--- begin Records provided ---

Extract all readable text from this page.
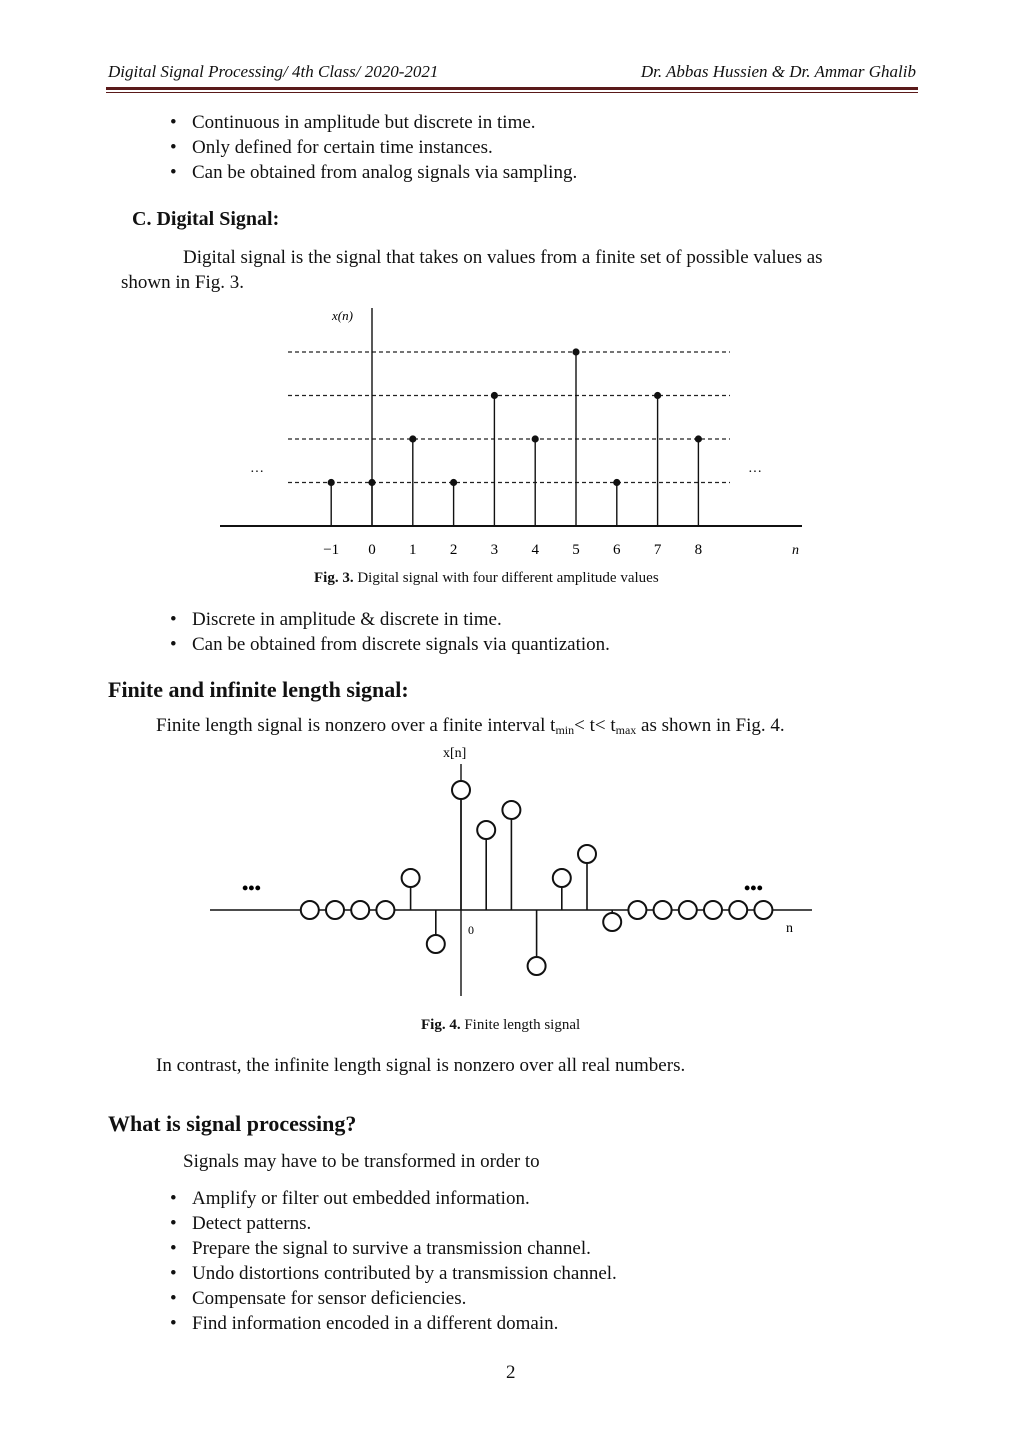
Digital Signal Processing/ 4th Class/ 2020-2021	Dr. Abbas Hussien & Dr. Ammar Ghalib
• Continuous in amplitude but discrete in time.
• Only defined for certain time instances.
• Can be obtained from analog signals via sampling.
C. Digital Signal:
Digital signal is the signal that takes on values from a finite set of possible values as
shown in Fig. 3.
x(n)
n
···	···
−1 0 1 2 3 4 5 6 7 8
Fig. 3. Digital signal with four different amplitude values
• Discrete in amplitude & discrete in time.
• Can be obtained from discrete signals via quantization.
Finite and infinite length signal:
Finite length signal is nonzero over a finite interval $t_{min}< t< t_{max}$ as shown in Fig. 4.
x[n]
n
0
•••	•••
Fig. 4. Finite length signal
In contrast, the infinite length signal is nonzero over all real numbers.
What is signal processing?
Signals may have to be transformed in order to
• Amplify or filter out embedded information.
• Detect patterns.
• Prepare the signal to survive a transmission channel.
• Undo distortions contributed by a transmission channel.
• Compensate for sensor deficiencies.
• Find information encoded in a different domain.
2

--- end Records provided ---

» **Work to complete**: From the data above, copy each line that holds "discrete".

» **Result for this exercise**:
• Continuous in amplitude but discrete in time.
• Discrete in amplitude & discrete in time.
• Can be obtained from discrete signals via quantization.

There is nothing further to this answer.